• [Your instructions]: Are you able to retype all the records below exactly?

───── Source records

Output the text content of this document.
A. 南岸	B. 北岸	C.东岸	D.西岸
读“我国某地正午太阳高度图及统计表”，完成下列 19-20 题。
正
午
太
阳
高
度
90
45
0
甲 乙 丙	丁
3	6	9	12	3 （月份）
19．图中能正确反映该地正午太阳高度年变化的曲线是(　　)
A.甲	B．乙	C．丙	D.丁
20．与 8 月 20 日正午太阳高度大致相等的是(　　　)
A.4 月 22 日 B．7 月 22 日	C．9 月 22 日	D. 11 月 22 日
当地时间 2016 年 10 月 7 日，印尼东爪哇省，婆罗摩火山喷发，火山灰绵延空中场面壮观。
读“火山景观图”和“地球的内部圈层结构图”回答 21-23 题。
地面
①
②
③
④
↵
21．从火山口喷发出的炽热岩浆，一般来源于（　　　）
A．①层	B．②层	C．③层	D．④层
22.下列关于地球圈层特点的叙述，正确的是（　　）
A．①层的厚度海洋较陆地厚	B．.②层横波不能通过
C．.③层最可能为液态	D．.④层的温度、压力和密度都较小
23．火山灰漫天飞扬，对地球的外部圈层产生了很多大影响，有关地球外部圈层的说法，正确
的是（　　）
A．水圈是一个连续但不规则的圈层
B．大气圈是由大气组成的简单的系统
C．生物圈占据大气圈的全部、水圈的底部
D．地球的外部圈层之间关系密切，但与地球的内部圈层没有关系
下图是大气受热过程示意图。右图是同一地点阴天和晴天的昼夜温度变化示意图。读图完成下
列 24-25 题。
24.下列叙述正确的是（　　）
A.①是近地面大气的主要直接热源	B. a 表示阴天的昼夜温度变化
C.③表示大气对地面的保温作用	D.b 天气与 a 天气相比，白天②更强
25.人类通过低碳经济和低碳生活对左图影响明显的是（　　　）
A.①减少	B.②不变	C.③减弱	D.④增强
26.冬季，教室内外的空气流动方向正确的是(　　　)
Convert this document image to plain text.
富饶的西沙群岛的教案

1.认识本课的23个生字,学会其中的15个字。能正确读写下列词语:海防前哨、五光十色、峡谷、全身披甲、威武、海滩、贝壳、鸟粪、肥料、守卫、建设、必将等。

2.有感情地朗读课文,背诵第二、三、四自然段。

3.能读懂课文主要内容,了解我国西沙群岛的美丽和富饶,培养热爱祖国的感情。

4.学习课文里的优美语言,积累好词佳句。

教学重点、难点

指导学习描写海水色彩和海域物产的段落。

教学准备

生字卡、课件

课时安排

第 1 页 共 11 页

──────────

• [Solution to the problem]:
Output the text content of this document.
A. 南岸	B. 北岸	C.东岸	D.西岸
读“我国某地正午太阳高度图及统计表”，完成下列 19-20 题。
正
午
太
阳
高
度
90
45
0
甲 乙 丙	丁
3	6	9	12	3 （月份）
19．图中能正确反映该地正午太阳高度年变化的曲线是(　　)
A.甲	B．乙	C．丙	D.丁
20．与 8 月 20 日正午太阳高度大致相等的是(　　　)
A.4 月 22 日 B．7 月 22 日	C．9 月 22 日	D. 11 月 22 日
当地时间 2016 年 10 月 7 日，印尼东爪哇省，婆罗摩火山喷发，火山灰绵延空中场面壮观。
读“火山景观图”和“地球的内部圈层结构图”回答 21-23 题。
地面
①
②
③
④
↵
21．从火山口喷发出的炽热岩浆，一般来源于（　　　）
A．①层	B．②层	C．③层	D．④层
22.下列关于地球圈层特点的叙述，正确的是（　　）
A．①层的厚度海洋较陆地厚	B．.②层横波不能通过
C．.③层最可能为液态	D．.④层的温度、压力和密度都较小
23．火山灰漫天飞扬，对地球的外部圈层产生了很多大影响，有关地球外部圈层的说法，正确
的是（　　）
A．水圈是一个连续但不规则的圈层
B．大气圈是由大气组成的简单的系统
C．生物圈占据大气圈的全部、水圈的底部
D．地球的外部圈层之间关系密切，但与地球的内部圈层没有关系
下图是大气受热过程示意图。右图是同一地点阴天和晴天的昼夜温度变化示意图。读图完成下
列 24-25 题。
24.下列叙述正确的是（　　）
A.①是近地面大气的主要直接热源	B. a 表示阴天的昼夜温度变化
C.③表示大气对地面的保温作用	D.b 天气与 a 天气相比，白天②更强
25.人类通过低碳经济和低碳生活对左图影响明显的是（　　　）
A.①减少	B.②不变	C.③减弱	D.④增强
26.冬季，教室内外的空气流动方向正确的是(　　　)
Convert this document image to plain text.
富饶的西沙群岛的教案

1.认识本课的23个生字,学会其中的15个字。能正确读写下列词语:海防前哨、五光十色、峡谷、全身披甲、威武、海滩、贝壳、鸟粪、肥料、守卫、建设、必将等。

2.有感情地朗读课文,背诵第二、三、四自然段。

3.能读懂课文主要内容,了解我国西沙群岛的美丽和富饶,培养热爱祖国的感情。

4.学习课文里的优美语言,积累好词佳句。

教学重点、难点

指导学习描写海水色彩和海域物产的段落。

教学准备

生字卡、课件

课时安排

第 1 页 共 11 页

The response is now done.